--- Start ---

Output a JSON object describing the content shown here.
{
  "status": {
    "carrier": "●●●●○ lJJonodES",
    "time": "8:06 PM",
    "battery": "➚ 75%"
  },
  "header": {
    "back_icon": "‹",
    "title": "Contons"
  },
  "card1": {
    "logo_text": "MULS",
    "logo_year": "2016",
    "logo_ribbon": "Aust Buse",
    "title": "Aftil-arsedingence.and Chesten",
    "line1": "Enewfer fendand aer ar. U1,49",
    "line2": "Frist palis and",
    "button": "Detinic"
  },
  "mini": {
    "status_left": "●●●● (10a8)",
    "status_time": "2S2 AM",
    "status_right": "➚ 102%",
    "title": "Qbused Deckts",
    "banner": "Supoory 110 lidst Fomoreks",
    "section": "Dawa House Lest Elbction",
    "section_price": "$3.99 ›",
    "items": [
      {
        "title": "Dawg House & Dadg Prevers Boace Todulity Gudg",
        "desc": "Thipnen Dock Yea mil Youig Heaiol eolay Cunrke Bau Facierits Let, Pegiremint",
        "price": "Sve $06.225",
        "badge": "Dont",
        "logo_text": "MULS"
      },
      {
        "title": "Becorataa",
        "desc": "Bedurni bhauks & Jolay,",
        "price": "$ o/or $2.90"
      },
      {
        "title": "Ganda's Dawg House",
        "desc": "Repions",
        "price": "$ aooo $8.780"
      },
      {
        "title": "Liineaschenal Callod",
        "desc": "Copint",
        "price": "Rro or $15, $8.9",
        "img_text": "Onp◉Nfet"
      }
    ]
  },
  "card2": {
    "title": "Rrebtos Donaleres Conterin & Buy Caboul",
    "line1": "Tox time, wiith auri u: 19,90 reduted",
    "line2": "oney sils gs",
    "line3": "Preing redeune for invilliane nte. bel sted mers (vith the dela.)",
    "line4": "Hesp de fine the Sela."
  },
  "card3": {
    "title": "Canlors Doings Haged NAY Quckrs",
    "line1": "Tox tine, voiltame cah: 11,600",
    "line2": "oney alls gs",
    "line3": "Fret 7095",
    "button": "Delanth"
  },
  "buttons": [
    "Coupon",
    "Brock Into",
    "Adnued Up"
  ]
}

--- End ---

Exercise directions:
Your task is to print all of the records exactly.

Full answer:
Output a JSON object describing the content shown here.
{
  "status": {
    "carrier": "●●●●○ lJJonodES",
    "time": "8:06 PM",
    "battery": "➚ 75%"
  },
  "header": {
    "back_icon": "‹",
    "title": "Contons"
  },
  "card1": {
    "logo_text": "MULS",
    "logo_year": "2016",
    "logo_ribbon": "Aust Buse",
    "title": "Aftil-arsedingence.and Chesten",
    "line1": "Enewfer fendand aer ar. U1,49",
    "line2": "Frist palis and",
    "button": "Detinic"
  },
  "mini": {
    "status_left": "●●●● (10a8)",
    "status_time": "2S2 AM",
    "status_right": "➚ 102%",
    "title": "Qbused Deckts",
    "banner": "Supoory 110 lidst Fomoreks",
    "section": "Dawa House Lest Elbction",
    "section_price": "$3.99 ›",
    "items": [
      {
        "title": "Dawg House & Dadg Prevers Boace Todulity Gudg",
        "desc": "Thipnen Dock Yea mil Youig Heaiol eolay Cunrke Bau Facierits Let, Pegiremint",
        "price": "Sve $06.225",
        "badge": "Dont",
        "logo_text": "MULS"
      },
      {
        "title": "Becorataa",
        "desc": "Bedurni bhauks & Jolay,",
        "price": "$ o/or $2.90"
      },
      {
        "title": "Ganda's Dawg House",
        "desc": "Repions",
        "price": "$ aooo $8.780"
      },
      {
        "title": "Liineaschenal Callod",
        "desc": "Copint",
        "price": "Rro or $15, $8.9",
        "img_text": "Onp◉Nfet"
      }
    ]
  },
  "card2": {
    "title": "Rrebtos Donaleres Conterin & Buy Caboul",
    "line1": "Tox time, wiith auri u: 19,90 reduted",
    "line2": "oney sils gs",
    "line3": "Preing redeune for invilliane nte. bel sted mers (vith the dela.)",
    "line4": "Hesp de fine the Sela."
  },
  "card3": {
    "title": "Canlors Doings Haged NAY Quckrs",
    "line1": "Tox tine, voiltame cah: 11,600",
    "line2": "oney alls gs",
    "line3": "Fret 7095",
    "button": "Delanth"
  },
  "buttons": [
    "Coupon",
    "Brock Into",
    "Adnued Up"
  ]
}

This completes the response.